• **Dataset items**:
- - - - - - -
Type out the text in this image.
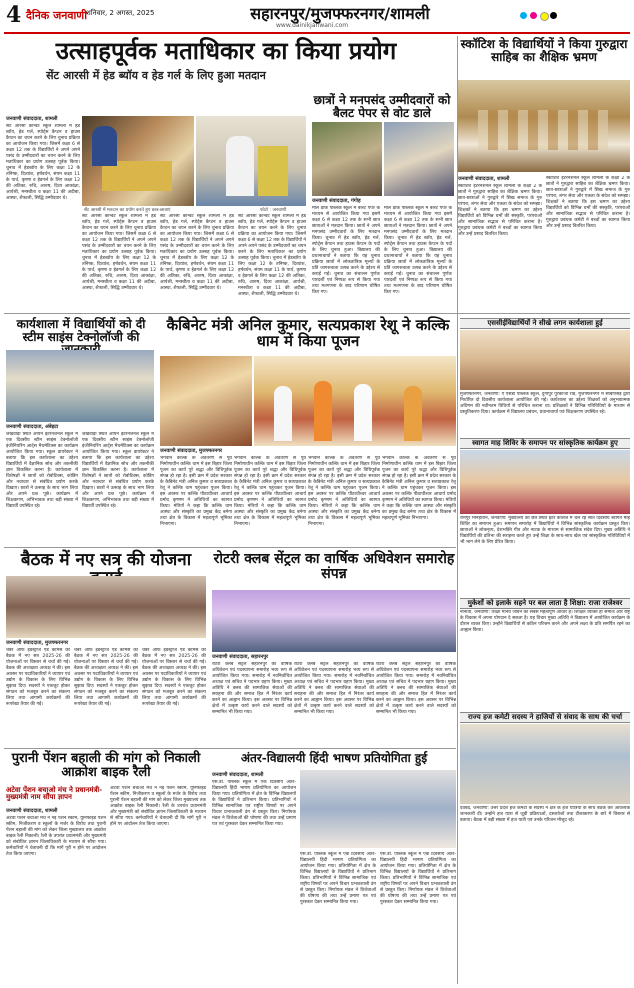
4 दैनिक जनवाणी
शनिवार, 2 अगस्त, 2025	सहारनपुर/मुजफ्फरनगर/शामली
www.dainikjanwani.com
उत्साहपूर्वक मताधिकार का किया प्रयोग
सेंट आरसी में हेड ब्यॉय व हेड गर्ल के लिए हुआ मतदान
सेंट आरसी में मतदान का प्रयोग करते हुए छात्र-छात्राएं	फोटो : जनवाणी
जनवाणी संवाददाता, शामली
सेंट आरसी कान्वेंट स्कूल शामली में हेड ब्वॉय, हेड गर्ल, स्पोर्ट्स कैप्टन व हाउस कैप्टन का चयन करने के लिए चुनाव प्रक्रिया का आयोजन किया गया। जिसमें कक्षा 6 से कक्षा 12 तक के विद्यार्थियों ने अपने अपने पसंद के उम्मीदवारों का चयन करने के लिए मताधिकार का प्रयोग उत्साह पूर्वक किया। चुनाव में हेडब्वॉय के लिए कक्षा 12 के तनिष्क, दिव्यांश, हर्षवर्धन, संयम कक्षा 11 के पार्थ, कृष्णा व हेडगर्ल के लिए कक्षा 12 की अतिका, रुचि, आरुष, दिव्य आकांक्षा, आर्यश्री, मनस्वीता व कक्षा 11 की अदीबा, आस्था, शैफाली, सिद्धि उम्मीदवार थे।
सेंट आरसी कान्वेंट स्कूल शामली में हेड ब्वॉय, हेड गर्ल, स्पोर्ट्स कैप्टन व हाउस कैप्टन का चयन करने के लिए चुनाव प्रक्रिया का आयोजन किया गया। जिसमें कक्षा 6 से कक्षा 12 तक के विद्यार्थियों ने अपने अपने पसंद के उम्मीदवारों का चयन करने के लिए मताधिकार का प्रयोग उत्साह पूर्वक किया। चुनाव में हेडब्वॉय के लिए कक्षा 12 के तनिष्क, दिव्यांश, हर्षवर्धन, संयम कक्षा 11 के पार्थ, कृष्णा व हेडगर्ल के लिए कक्षा 12 की अतिका, रुचि, आरुष, दिव्य आकांक्षा, आर्यश्री, मनस्वीता व कक्षा 11 की अदीबा, आस्था, शैफाली, सिद्धि उम्मीदवार थे।
सेंट आरसी कान्वेंट स्कूल शामली में हेड ब्वॉय, हेड गर्ल, स्पोर्ट्स कैप्टन व हाउस कैप्टन का चयन करने के लिए चुनाव प्रक्रिया का आयोजन किया गया। जिसमें कक्षा 6 से कक्षा 12 तक के विद्यार्थियों ने अपने अपने पसंद के उम्मीदवारों का चयन करने के लिए मताधिकार का प्रयोग उत्साह पूर्वक किया। चुनाव में हेडब्वॉय के लिए कक्षा 12 के तनिष्क, दिव्यांश, हर्षवर्धन, संयम कक्षा 11 के पार्थ, कृष्णा व हेडगर्ल के लिए कक्षा 12 की अतिका, रुचि, आरुष, दिव्य आकांक्षा, आर्यश्री, मनस्वीता व कक्षा 11 की अदीबा, आस्था, शैफाली, सिद्धि उम्मीदवार थे।
सेंट आरसी कान्वेंट स्कूल शामली में हेड ब्वॉय, हेड गर्ल, स्पोर्ट्स कैप्टन व हाउस कैप्टन का चयन करने के लिए चुनाव प्रक्रिया का आयोजन किया गया। जिसमें कक्षा 6 से कक्षा 12 तक के विद्यार्थियों ने अपने अपने पसंद के उम्मीदवारों का चयन करने के लिए मताधिकार का प्रयोग उत्साह पूर्वक किया। चुनाव में हेडब्वॉय के लिए कक्षा 12 के तनिष्क, दिव्यांश, हर्षवर्धन, संयम कक्षा 11 के पार्थ, कृष्णा व हेडगर्ल के लिए कक्षा 12 की अतिका, रुचि, आरुष, दिव्य आकांक्षा, आर्यश्री, मनस्वीता व कक्षा 11 की अदीबा, आस्था, शैफाली, सिद्धि उम्मीदवार थे।
छात्रों ने मनपसंद उम्मीदवारों को बैलट पेपर से वोट डाले
जनवाणी संवाददाता, गंगोह
मील डाक पब्लिक स्कूल में बैलट पेपर के माध्यम से आयोजित किया गया इसमें कक्षा 6 से कक्षा 12 तक के सभी छात्र छात्राओं ने मतदान किया। छात्रों ने अपने मनपसंद उम्मीदवारों के लिए मतदान किया। चुनाव में हेड ब्वॉय, हेड गर्ल, स्पोर्ट्स कैप्टन तथा हाउस कैप्टन के पदों के लिए चुनाव हुआ। विद्यालय की प्रधानाचार्या ने बताया कि यह चुनाव प्रक्रिया छात्रों में लोकतांत्रिक मूल्यों के प्रति जागरूकता उत्पन्न करने के उद्देश्य से कराई गई। चुनाव का संचालन पूर्णतः पारदर्शी एवं निष्पक्ष रूप से किया गया तथा मतगणना के बाद परिणाम घोषित किए गए।
मील डाक पब्लिक स्कूल में बैलट पेपर के माध्यम से आयोजित किया गया इसमें कक्षा 6 से कक्षा 12 तक के सभी छात्र छात्राओं ने मतदान किया। छात्रों ने अपने मनपसंद उम्मीदवारों के लिए मतदान किया। चुनाव में हेड ब्वॉय, हेड गर्ल, स्पोर्ट्स कैप्टन तथा हाउस कैप्टन के पदों के लिए चुनाव हुआ। विद्यालय की प्रधानाचार्या ने बताया कि यह चुनाव प्रक्रिया छात्रों में लोकतांत्रिक मूल्यों के प्रति जागरूकता उत्पन्न करने के उद्देश्य से कराई गई। चुनाव का संचालन पूर्णतः पारदर्शी एवं निष्पक्ष रूप से किया गया तथा मतगणना के बाद परिणाम घोषित किए गए।
स्कॉटिश के विद्यार्थियों ने किया गुरुद्वारा साहिब का शैक्षिक भ्रमण
जनवाणी संवाददाता, शामली
स्कॉटिश इंटरनेशनल स्कूल शामली के कक्षा 2 के छात्रों ने गुरुद्वारा साहिब का शैक्षिक भ्रमण किया। छात्र-छात्राओं ने गुरुद्वारे में सिख समाज के गुरु परंपरा, लंगर सेवा और एकता के संदेश को समझा। शिक्षकों ने बताया कि इस भ्रमण का उद्देश्य विद्यार्थियों को विभिन्न धर्मों की संस्कृति, परंपराओं और सामाजिक सद्भाव से परिचित कराना है। गुरुद्वारा प्रबंधक कमेटी ने बच्चों का स्वागत किया और उन्हें प्रसाद वितरित किया।
स्कॉटिश इंटरनेशनल स्कूल शामली के कक्षा 2 के छात्रों ने गुरुद्वारा साहिब का शैक्षिक भ्रमण किया। छात्र-छात्राओं ने गुरुद्वारे में सिख समाज के गुरु परंपरा, लंगर सेवा और एकता के संदेश को समझा। शिक्षकों ने बताया कि इस भ्रमण का उद्देश्य विद्यार्थियों को विभिन्न धर्मों की संस्कृति, परंपराओं और सामाजिक सद्भाव से परिचित कराना है। गुरुद्वारा प्रबंधक कमेटी ने बच्चों का स्वागत किया और उन्हें प्रसाद वितरित किया।
कार्यशाला में विद्यार्थियों को दी स्टीम साइंस टेक्नोलॉजी की
जनवाणी संवाददाता, अंबेहटा
जखवाड़ा स्थित आर्यन इंटरनेशनल स्कूल में एक दिवसीय स्टीम साइंस टेक्नोलॉजी इंजीनियरिंग आर्ट्स मैथमेटिक्स का कार्यक्रम आयोजित किया गया। स्कूल डायरेक्टर ने बताया कि इस कार्यशाला का उद्देश्य विद्यार्थियों में वैज्ञानिक सोच और तकनीकी ज्ञान विकसित करना है। कार्यशाला में विशेषज्ञों ने छात्रों को रोबोटिक्स, कोडिंग और नवाचार से संबंधित प्रयोग करके दिखाए। छात्रों ने उत्साह के साथ भाग लिया और अपने प्रश्न पूछे। कार्यक्रम में शिक्षकगण, अभिभावक तथा बड़ी संख्या में विद्यार्थी उपस्थित रहे।
जखवाड़ा स्थित आर्यन इंटरनेशनल स्कूल में एक दिवसीय स्टीम साइंस टेक्नोलॉजी इंजीनियरिंग आर्ट्स मैथमेटिक्स का कार्यक्रम आयोजित किया गया। स्कूल डायरेक्टर ने बताया कि इस कार्यशाला का उद्देश्य विद्यार्थियों में वैज्ञानिक सोच और तकनीकी ज्ञान विकसित करना है। कार्यशाला में विशेषज्ञों ने छात्रों को रोबोटिक्स, कोडिंग और नवाचार से संबंधित प्रयोग करके दिखाए। छात्रों ने उत्साह के साथ भाग लिया और अपने प्रश्न पूछे। कार्यक्रम में शिक्षकगण, अभिभावक तथा बड़ी संख्या में विद्यार्थी उपस्थित रहे।
कैबिनेट मंत्री अनिल कुमार, सत्यप्रकाश रेशू ने कल्कि धाम में किया पूजन
जनवाणी संवाददाता, मुजफ्फरनगर
भगवान कल्कि के अवतरण से पूर्व निर्माणाधीन कल्कि धाम में इस बिहार जिला पूजन का कार्य पूरे श्रद्धा और विधिपूर्वक संपन्न हो रहा है। इसी क्रम में प्रदेश सरकार के कैबिनेट मंत्री अनिल कुमार व सत्यप्रकाश रेशू ने कल्कि धाम पहुंचकर पूजन किया। इस अवसर पर कल्कि पीठाधीश्वर आचार्य प्रमोद कृष्णम ने अतिथियों का स्वागत किया। मंत्रियों ने कहा कि कल्कि धाम आस्था और संस्कृति का प्रमुख केंद्र बनेगा तथा क्षेत्र के विकास में महत्वपूर्ण भूमिका निभाएगा।
भगवान कल्कि के अवतरण से पूर्व निर्माणाधीन कल्कि धाम में इस बिहार जिला पूजन का कार्य पूरे श्रद्धा और विधिपूर्वक संपन्न हो रहा है। इसी क्रम में प्रदेश सरकार के कैबिनेट मंत्री अनिल कुमार व सत्यप्रकाश रेशू ने कल्कि धाम पहुंचकर पूजन किया। इस अवसर पर कल्कि पीठाधीश्वर आचार्य प्रमोद कृष्णम ने अतिथियों का स्वागत किया। मंत्रियों ने कहा कि कल्कि धाम आस्था और संस्कृति का प्रमुख केंद्र बनेगा तथा क्षेत्र के विकास में महत्वपूर्ण भूमिका निभाएगा।
भगवान कल्कि के अवतरण से पूर्व निर्माणाधीन कल्कि धाम में इस बिहार जिला पूजन का कार्य पूरे श्रद्धा और विधिपूर्वक संपन्न हो रहा है। इसी क्रम में प्रदेश सरकार के कैबिनेट मंत्री अनिल कुमार व सत्यप्रकाश रेशू ने कल्कि धाम पहुंचकर पूजन किया। इस अवसर पर कल्कि पीठाधीश्वर आचार्य प्रमोद कृष्णम ने अतिथियों का स्वागत किया। मंत्रियों ने कहा कि कल्कि धाम आस्था और संस्कृति का प्रमुख केंद्र बनेगा तथा क्षेत्र के विकास में महत्वपूर्ण भूमिका निभाएगा।
भगवान कल्कि के अवतरण से पूर्व निर्माणाधीन कल्कि धाम में इस बिहार जिला पूजन का कार्य पूरे श्रद्धा और विधिपूर्वक संपन्न हो रहा है। इसी क्रम में प्रदेश सरकार के कैबिनेट मंत्री अनिल कुमार व सत्यप्रकाश रेशू ने कल्कि धाम पहुंचकर पूजन किया। इस अवसर पर कल्कि पीठाधीश्वर आचार्य प्रमोद कृष्णम ने अतिथियों का स्वागत किया। मंत्रियों ने कहा कि कल्कि धाम आस्था और संस्कृति का प्रमुख केंद्र बनेगा तथा क्षेत्र के विकास में महत्वपूर्ण भूमिका निभाएगा।
एससीईविद्यार्थियों ने सीखे लगन कार्यशाला हुई
मुजफ्फरनगर, जनवाणी: ए एसडी पब्लिक स्कूल, दुर्गापुर पुरकाजी रोड, मुजफ्फरनगर में सीबीएसई द्वारा निर्धारित दो दिवसीय कार्यशाला आयोजित की गई। कार्यशाला का उद्देश्य शिक्षकों को अनुभवात्मक अधिगम की नवीनतम विधियों से परिचित कराना था। प्रशिक्षकों ने विभिन्न गतिविधियों के माध्यम से प्रस्तुतिकरण दिया। कार्यक्रम में विद्यालय प्रबंधन, प्रधानाचार्या एवं शिक्षकगण उपस्थित रहे।
स्वागत माह शिविर के समापन पर सांस्कृतिक कार्यक्रम हुए
रामपुर मनिहारान, जनवाणी: मुख्यालय की छेत्र स्थित इंटर कालेज में चल रहे सात दिवसीय स्वागत माह शिविर का समापन हुआ। समापन समारोह में विद्यार्थियों ने विभिन्न सांस्कृतिक कार्यक्रम प्रस्तुत किए। छात्राओं ने लोकनृत्य, देशभक्ति गीत और नाटक के माध्यम से सामाजिक संदेश दिए। मुख्य अतिथि ने विद्यार्थियों की प्रतिभा की सराहना करते हुए उन्हें शिक्षा के साथ-साथ खेल एवं सांस्कृतिक गतिविधियों में भी भाग लेने के लिए प्रेरित किया।
मुकेशों को इलाके सहने पर बल लाता है शिक्षा: राजा राजेश्वर
नानौता, जनवाणी: शिक्षा मानव जीवन का सबसे महत्वपूर्ण आधार है। शिक्षित व्यक्ति ही समाज और राष्ट्र के विकास में अपना योगदान दे सकता है। यह विचार मुख्य अतिथि ने विद्यालय में आयोजित कार्यक्रम के दौरान व्यक्त किए। उन्होंने विद्यार्थियों से कठिन परिश्रम करने और अपने लक्ष्य के प्रति समर्पित रहने का आह्वान किया।
राज्य हज कमेटी सदस्य ने हाजियों से संवाद के साथ की चर्चा
देवबंद, जनवाणी: उत्तर प्रदेश हज कमेटी के सदस्य ने क्षेत्र के हज यात्रियों के साथ बैठक कर आवश्यक जानकारी दी। उन्होंने हज यात्रा से जुड़ी प्रक्रियाओं, दस्तावेजों तथा टीकाकरण के बारे में विस्तार से बताया। बैठक में बड़ी संख्या में हज यात्री एवं उनके परिजन मौजूद रहे।
बैठक में नए सत्र की योजना
जनवाणी संवाददाता, मुजफ्फरनगर
चैंबर ऑफ इंडस्ट्रीज एंड कॉमर्स की बैठक में नए सत्र 2025-26 की योजनाओं पर विस्तार से चर्चा की गई। बैठक की अध्यक्षता अध्यक्ष ने की। इस अवसर पर पदाधिकारियों ने व्यापार एवं उद्योग के विकास के लिए विभिन्न सुझाव दिए। सदस्यों ने एकजुट होकर संगठन को मजबूत करने का संकल्प लिया तथा आगामी कार्यक्रमों की रूपरेखा तैयार की गई।
चैंबर ऑफ इंडस्ट्रीज एंड कॉमर्स की बैठक में नए सत्र 2025-26 की योजनाओं पर विस्तार से चर्चा की गई। बैठक की अध्यक्षता अध्यक्ष ने की। इस अवसर पर पदाधिकारियों ने व्यापार एवं उद्योग के विकास के लिए विभिन्न सुझाव दिए। सदस्यों ने एकजुट होकर संगठन को मजबूत करने का संकल्प लिया तथा आगामी कार्यक्रमों की रूपरेखा तैयार की गई।
चैंबर ऑफ इंडस्ट्रीज एंड कॉमर्स की बैठक में नए सत्र 2025-26 की योजनाओं पर विस्तार से चर्चा की गई। बैठक की अध्यक्षता अध्यक्ष ने की। इस अवसर पर पदाधिकारियों ने व्यापार एवं उद्योग के विकास के लिए विभिन्न सुझाव दिए। सदस्यों ने एकजुट होकर संगठन को मजबूत करने का संकल्प लिया तथा आगामी कार्यक्रमों की रूपरेखा तैयार की गई।
रोटरी क्लब सेंट्रल का वार्षिक अधिवेशन समारोह संपन्न
जनवाणी संवाददाता, सहारनपुर
रोटरी क्लब सेंट्रल सहारनपुर का वार्षिक अधिवेशन एवं पदस्थापना समारोह भव्य रूप से आयोजित किया गया। समारोह में नवनिर्वाचित अध्यक्ष एवं सचिव ने पदभार ग्रहण किया। मुख्य अतिथि ने क्लब की सामाजिक सेवाओं की सराहना की और समाज हित में निरंतर कार्य करने का आह्वान किया। इस अवसर पर विभिन्न क्षेत्रों में उत्कृष्ट कार्य करने वाले सदस्यों को सम्मानित भी किया गया।
रोटरी क्लब सेंट्रल सहारनपुर का वार्षिक अधिवेशन एवं पदस्थापना समारोह भव्य रूप से आयोजित किया गया। समारोह में नवनिर्वाचित अध्यक्ष एवं सचिव ने पदभार ग्रहण किया। मुख्य अतिथि ने क्लब की सामाजिक सेवाओं की सराहना की और समाज हित में निरंतर कार्य करने का आह्वान किया। इस अवसर पर विभिन्न क्षेत्रों में उत्कृष्ट कार्य करने वाले सदस्यों को सम्मानित भी किया गया।
रोटरी क्लब सेंट्रल सहारनपुर का वार्षिक अधिवेशन एवं पदस्थापना समारोह भव्य रूप से आयोजित किया गया। समारोह में नवनिर्वाचित अध्यक्ष एवं सचिव ने पदभार ग्रहण किया। मुख्य अतिथि ने क्लब की सामाजिक सेवाओं की सराहना की और समाज हित में निरंतर कार्य करने का आह्वान किया। इस अवसर पर विभिन्न क्षेत्रों में उत्कृष्ट कार्य करने वाले सदस्यों को सम्मानित भी किया गया।
पुरानी पेंशन बहाली की मांग को निकाली आक्रोश बाइक रैली
अटेवा पेंशन बचाओ मंच ने प्रधानमंत्री-मुख्यमंत्री नाम सौंपा ज्ञापन
जनवाणी संवाददाता, शामली
अटेवा पेंशन बचाओ मंच ने नई पेंशन स्कीम, यूनिफाइड पेंशन स्कीम, निजीकरण व स्कूलों के मर्जर के विरोध तथा पुरानी पेंशन बहाली की मांग को लेकर जिला मुख्यालय तक आक्रोश बाइक रैली निकाली। रैली के उपरांत प्रधानमंत्री और मुख्यमंत्री को संबोधित ज्ञापन जिलाधिकारी के माध्यम से सौंपा गया। कर्मचारियों ने चेतावनी दी कि मांगें पूरी न होने पर आंदोलन तेज किया जाएगा।
अटेवा पेंशन बचाओ मंच ने नई पेंशन स्कीम, यूनिफाइड पेंशन स्कीम, निजीकरण व स्कूलों के मर्जर के विरोध तथा पुरानी पेंशन बहाली की मांग को लेकर जिला मुख्यालय तक आक्रोश बाइक रैली निकाली। रैली के उपरांत प्रधानमंत्री और मुख्यमंत्री को संबोधित ज्ञापन जिलाधिकारी के माध्यम से सौंपा गया। कर्मचारियों ने चेतावनी दी कि मांगें पूरी न होने पर आंदोलन तेज किया जाएगा।
अंतर-विद्यालयी हिंदी भाषण प्रतियोगिता हुई
जनवाणी संवाददाता, शामली
एस.डी. पब्लिक स्कूल में एक दिवसीय अंतर-विद्यालयी हिंदी भाषण प्रतियोगिता का आयोजन किया गया। प्रतियोगिता में क्षेत्र के विभिन्न विद्यालयों के विद्यार्थियों ने प्रतिभाग किया। प्रतिभागियों ने विभिन्न सामाजिक एवं राष्ट्रीय विषयों पर अपने विचार प्रभावशाली ढंग से प्रस्तुत किए। निर्णायक मंडल ने विजेताओं की घोषणा की तथा उन्हें प्रमाण पत्र एवं पुरस्कार देकर सम्मानित किया गया।
एस.डी. पब्लिक स्कूल में एक दिवसीय अंतर-विद्यालयी हिंदी भाषण प्रतियोगिता का आयोजन किया गया। प्रतियोगिता में क्षेत्र के विभिन्न विद्यालयों के विद्यार्थियों ने प्रतिभाग किया। प्रतिभागियों ने विभिन्न सामाजिक एवं राष्ट्रीय विषयों पर अपने विचार प्रभावशाली ढंग से प्रस्तुत किए। निर्णायक मंडल ने विजेताओं की घोषणा की तथा उन्हें प्रमाण पत्र एवं पुरस्कार देकर सम्मानित किया गया।
एस.डी. पब्लिक स्कूल में एक दिवसीय अंतर-विद्यालयी हिंदी भाषण प्रतियोगिता का आयोजन किया गया। प्रतियोगिता में क्षेत्र के विभिन्न विद्यालयों के विद्यार्थियों ने प्रतिभाग किया। प्रतिभागियों ने विभिन्न सामाजिक एवं राष्ट्रीय विषयों पर अपने विचार प्रभावशाली ढंग से प्रस्तुत किए। निर्णायक मंडल ने विजेताओं की घोषणा की तथा उन्हें प्रमाण पत्र एवं पुरस्कार देकर सम्मानित किया गया।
- - - - - - -
• **EXERCISE DESCRIPTION**:
Search the entries for the word "फरनगर", then list each line that holds it.

• **WRITTEN RESPONSE**:
शनिवार, 2 अगस्त, 2025	सहारनपुर/मुजफ्फरनगर/शामली
जनवाणी संवाददाता, मुजफ्फरनगर
मुजफ्फरनगर, जनवाणी: ए एसडी पब्लिक स्कूल, दुर्गापुर पुरकाजी रोड, मुजफ्फरनगर में सीबीएसई द्वारा निर्धारित दो दिवसीय कार्यशाला आयोजित की गई। कार्यशाला का उद्देश्य शिक्षकों को अनुभवात्मक अधिगम की नवीनतम विधियों से परिचित कराना था। प्रशिक्षकों ने विभिन्न गतिविधियों के माध्यम से प्रस्तुतिकरण दिया। कार्यक्रम में विद्यालय प्रबंधन, प्रधानाचार्या एवं शिक्षकगण उपस्थित रहे।
जनवाणी संवाददाता, मुजफ्फरनगर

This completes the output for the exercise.